[INFORMATION SUPPLIED start]

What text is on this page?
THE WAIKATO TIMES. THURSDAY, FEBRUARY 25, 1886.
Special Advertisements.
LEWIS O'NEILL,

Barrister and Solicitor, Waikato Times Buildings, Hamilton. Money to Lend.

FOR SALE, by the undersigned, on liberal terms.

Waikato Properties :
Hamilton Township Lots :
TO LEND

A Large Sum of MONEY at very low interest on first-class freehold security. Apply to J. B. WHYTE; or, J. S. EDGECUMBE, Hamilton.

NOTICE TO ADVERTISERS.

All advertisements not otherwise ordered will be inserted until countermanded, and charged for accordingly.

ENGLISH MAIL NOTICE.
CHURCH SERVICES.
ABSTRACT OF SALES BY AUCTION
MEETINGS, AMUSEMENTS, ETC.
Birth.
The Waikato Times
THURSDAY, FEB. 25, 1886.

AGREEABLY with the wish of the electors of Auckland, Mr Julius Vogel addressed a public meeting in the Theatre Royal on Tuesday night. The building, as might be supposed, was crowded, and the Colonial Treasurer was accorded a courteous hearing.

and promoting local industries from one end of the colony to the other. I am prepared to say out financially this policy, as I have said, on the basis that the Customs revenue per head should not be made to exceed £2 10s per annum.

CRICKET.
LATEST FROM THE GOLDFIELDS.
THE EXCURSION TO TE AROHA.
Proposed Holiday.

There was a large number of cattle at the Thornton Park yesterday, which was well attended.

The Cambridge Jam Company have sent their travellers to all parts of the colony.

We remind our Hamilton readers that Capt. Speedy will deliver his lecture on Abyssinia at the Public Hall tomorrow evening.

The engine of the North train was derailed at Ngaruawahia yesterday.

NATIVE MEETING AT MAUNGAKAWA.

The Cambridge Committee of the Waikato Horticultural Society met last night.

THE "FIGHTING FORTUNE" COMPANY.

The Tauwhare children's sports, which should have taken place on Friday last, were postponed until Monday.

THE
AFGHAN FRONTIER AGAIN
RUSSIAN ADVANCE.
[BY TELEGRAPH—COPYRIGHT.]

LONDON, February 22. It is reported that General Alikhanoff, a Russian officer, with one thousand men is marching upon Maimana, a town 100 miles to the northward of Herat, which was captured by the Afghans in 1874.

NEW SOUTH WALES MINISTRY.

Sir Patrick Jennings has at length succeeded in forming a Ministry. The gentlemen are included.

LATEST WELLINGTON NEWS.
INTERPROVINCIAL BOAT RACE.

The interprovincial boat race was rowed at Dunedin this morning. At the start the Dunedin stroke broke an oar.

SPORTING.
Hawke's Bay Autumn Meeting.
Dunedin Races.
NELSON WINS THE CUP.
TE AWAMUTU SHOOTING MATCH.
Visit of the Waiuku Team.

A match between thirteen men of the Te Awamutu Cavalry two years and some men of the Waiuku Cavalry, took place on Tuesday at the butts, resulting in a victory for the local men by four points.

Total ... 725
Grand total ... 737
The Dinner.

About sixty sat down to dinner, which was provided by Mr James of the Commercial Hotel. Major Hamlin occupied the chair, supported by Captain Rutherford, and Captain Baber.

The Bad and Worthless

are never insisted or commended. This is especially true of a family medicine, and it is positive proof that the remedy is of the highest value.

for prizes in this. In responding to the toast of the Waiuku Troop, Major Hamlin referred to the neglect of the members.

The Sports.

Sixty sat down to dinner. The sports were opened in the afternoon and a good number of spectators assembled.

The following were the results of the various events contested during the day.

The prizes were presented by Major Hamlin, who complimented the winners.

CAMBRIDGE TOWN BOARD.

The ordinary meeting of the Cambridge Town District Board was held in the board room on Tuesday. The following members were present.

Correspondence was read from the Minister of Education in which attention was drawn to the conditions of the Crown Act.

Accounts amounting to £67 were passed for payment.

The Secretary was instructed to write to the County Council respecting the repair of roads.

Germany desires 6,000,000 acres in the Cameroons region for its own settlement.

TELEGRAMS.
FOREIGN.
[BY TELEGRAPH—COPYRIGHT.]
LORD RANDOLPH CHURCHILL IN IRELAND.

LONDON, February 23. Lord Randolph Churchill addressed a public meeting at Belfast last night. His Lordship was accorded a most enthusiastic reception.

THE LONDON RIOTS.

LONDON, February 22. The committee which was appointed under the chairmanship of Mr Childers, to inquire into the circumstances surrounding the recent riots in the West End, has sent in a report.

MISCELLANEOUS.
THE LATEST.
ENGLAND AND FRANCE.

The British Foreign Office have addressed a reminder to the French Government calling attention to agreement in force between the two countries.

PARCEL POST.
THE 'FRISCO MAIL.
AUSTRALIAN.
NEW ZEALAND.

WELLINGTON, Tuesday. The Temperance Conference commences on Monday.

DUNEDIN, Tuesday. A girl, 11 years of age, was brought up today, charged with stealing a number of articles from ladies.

[INFORMATION SUPPLIED end]

• _EXERCISE GOAL_: Which lines above contain "charged"? Show each of them.

• _PROBLEM SOLUTION_:
All advertisements not otherwise ordered will be inserted until countermanded, and charged for accordingly.
DUNEDIN, Tuesday. A girl, 11 years of age, was brought up today, charged with stealing a number of articles from ladies.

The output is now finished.